WORK TO DO
1: From the forum thread on unanswered e-mail, list the behaviors momotomo cites to show that avoiding a reply is not specific to technology.
2: Write what follows in the forum thread on unanswered e-mail, starting after ForrestN's question about the lunch invitation.

━━ GIVEN TEXT ━━

Is anyone there? - chaosmachine
http://www.nytimes.com/2011/07/17/fashion/when-your-e-mail-goes-unanswered.html

======
momotomo
Avoiding giving a reply or simply being disorganised when it comes to
following up with responses isn't tech specific.

Penpals who take six months to reply, people who screen their calls, giving a
polite reply of "yes" when really you're never going to show up - it happens.

With the examples the author gave in a professional context - if you require a
reply on something, set the expectation rather than assume someone
communicates the same way as you.

If you're cold soliciting people over email for love or profit it should be
with the understanding that it doesn't necessary honour the other party to
reply.

------
ForrestN
I for one am glad for the flexibility afforded by e-mail ambiguity. In a
situation in which one person wants to go out to lunch and the other doesn't,
is the better outcome that the first either confrontationally declines or
reluctantly accepts the request?

━━━
━━ RECORD LIST ━━

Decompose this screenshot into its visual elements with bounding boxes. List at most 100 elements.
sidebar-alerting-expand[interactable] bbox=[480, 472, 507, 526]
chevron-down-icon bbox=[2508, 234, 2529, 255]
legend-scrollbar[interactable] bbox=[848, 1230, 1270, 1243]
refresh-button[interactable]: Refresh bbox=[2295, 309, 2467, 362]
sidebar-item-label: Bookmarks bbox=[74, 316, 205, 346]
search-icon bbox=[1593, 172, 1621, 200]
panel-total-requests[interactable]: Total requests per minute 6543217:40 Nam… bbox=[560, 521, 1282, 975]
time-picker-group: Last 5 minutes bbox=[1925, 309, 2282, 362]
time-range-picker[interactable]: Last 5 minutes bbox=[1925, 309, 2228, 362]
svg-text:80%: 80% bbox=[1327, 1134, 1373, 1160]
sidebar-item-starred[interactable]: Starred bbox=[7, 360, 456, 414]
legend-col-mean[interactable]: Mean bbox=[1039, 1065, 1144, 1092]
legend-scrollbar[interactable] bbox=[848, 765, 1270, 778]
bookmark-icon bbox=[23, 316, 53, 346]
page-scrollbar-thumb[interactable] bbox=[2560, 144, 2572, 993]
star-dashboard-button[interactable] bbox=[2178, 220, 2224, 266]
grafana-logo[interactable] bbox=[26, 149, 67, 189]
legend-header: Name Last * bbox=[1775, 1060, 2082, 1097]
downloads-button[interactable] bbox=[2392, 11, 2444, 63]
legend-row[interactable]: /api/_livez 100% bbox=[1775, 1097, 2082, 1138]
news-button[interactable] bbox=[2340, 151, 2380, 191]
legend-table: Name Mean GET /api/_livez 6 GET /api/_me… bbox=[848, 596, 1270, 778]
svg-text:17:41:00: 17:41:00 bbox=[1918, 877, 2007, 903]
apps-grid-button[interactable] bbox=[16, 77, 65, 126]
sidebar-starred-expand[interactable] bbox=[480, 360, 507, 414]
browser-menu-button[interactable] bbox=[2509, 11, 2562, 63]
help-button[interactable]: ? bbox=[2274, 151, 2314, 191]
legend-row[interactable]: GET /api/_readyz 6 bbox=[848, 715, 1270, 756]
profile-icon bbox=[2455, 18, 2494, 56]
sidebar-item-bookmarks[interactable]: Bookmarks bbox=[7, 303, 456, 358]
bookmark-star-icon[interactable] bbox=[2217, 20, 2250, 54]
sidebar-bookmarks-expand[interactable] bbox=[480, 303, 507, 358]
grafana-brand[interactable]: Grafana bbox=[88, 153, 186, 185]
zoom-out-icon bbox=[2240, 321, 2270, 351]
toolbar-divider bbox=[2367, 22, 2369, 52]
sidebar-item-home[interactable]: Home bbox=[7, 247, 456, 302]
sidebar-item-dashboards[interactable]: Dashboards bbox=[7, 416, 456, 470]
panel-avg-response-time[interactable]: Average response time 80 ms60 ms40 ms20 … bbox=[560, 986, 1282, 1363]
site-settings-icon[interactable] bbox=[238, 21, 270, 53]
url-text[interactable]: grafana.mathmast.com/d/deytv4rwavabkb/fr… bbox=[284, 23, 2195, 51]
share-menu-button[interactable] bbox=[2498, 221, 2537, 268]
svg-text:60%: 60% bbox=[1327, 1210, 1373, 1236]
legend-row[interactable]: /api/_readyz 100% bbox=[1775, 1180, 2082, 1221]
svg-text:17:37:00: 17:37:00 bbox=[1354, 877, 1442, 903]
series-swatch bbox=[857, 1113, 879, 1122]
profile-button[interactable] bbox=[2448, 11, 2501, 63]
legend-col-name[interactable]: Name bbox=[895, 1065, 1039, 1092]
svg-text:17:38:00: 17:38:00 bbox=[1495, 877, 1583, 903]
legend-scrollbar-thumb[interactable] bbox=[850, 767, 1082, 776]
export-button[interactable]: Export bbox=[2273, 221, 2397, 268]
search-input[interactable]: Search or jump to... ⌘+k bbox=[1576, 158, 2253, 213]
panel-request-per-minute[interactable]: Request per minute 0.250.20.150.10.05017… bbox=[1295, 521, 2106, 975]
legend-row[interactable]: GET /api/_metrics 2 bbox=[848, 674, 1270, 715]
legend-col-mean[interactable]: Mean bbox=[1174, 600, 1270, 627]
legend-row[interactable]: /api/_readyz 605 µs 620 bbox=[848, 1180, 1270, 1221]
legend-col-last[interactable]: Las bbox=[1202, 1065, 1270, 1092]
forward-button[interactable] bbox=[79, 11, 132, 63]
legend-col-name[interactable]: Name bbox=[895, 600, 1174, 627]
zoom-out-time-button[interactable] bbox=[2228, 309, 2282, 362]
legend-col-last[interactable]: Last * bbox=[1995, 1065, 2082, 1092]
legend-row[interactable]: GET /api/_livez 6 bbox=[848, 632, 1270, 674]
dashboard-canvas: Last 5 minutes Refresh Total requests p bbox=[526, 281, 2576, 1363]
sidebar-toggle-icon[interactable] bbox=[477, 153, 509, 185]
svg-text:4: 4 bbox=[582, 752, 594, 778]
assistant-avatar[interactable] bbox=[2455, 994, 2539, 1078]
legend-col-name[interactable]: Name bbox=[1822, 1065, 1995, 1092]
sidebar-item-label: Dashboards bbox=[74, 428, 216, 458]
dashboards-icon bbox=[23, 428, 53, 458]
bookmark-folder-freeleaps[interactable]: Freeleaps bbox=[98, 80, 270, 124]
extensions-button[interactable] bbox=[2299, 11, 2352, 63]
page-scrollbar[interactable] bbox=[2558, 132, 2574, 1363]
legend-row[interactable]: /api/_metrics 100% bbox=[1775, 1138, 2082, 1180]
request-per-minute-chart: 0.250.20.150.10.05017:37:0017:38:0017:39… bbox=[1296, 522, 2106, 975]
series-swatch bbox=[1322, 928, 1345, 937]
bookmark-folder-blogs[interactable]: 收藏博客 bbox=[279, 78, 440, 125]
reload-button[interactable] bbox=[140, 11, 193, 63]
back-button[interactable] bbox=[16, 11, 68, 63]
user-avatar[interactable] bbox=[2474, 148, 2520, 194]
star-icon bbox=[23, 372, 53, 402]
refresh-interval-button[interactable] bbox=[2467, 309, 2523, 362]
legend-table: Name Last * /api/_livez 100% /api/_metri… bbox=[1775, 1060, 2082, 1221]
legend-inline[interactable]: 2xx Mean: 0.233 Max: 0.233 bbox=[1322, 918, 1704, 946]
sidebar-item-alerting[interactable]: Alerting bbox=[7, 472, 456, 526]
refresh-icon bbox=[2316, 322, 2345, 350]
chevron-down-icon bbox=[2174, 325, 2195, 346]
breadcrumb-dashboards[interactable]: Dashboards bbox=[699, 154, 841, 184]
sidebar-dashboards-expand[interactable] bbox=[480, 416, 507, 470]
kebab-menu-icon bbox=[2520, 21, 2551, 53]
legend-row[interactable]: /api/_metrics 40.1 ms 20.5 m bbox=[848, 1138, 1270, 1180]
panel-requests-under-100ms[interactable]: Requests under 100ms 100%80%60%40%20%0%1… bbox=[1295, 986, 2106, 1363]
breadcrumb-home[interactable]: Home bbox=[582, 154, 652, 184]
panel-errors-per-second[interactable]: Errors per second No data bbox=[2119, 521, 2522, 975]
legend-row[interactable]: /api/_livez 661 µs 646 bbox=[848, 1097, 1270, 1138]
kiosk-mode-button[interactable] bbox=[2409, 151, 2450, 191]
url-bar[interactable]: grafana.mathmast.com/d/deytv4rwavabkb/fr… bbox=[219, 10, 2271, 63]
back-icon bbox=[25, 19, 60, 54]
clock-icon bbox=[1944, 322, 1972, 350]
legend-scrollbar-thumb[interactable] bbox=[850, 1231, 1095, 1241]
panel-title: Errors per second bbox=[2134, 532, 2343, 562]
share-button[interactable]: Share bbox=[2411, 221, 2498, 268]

━━━

ANSWERS IN ORDER
1:
- Penpals who take six months to reply
- People who screen their calls
- Giving a polite reply of "yes" when really you're never going to show up

2:
In the art world, the protocol for asking for a show at someone's gallery is
that you invite them over to your studio for a "studio visit." The purpose of
the visit, to see if they want to give you a show, is known to both parties,
but never explicitly stated. If the dealer doesn't want to give you a show,
then you just had a nice visit where they gave you some feedback about your
work. If they do want a show, obviously there's no problem. But the perils of
saying "Can I have a show?" and getting rejected are avoided by the
introduction of ambiguity. You don't know anything about why they've rejected
you (if it's you or them) and the relationship isn't strained by anything too
outright.

As annoying as it is sometimes, I think there are definitely cases in which
ignoring email can be a graceful alternative to difficult options.

------
sorbus
> e-mails to travel with the speed of photosynthesis

Am I the only person who found this metaphor a bit jarring? It seems very much
like the author trying to make himself sound more cultured or intelligent,
unless he's trying to say something like "travel with no outward signs of
progress."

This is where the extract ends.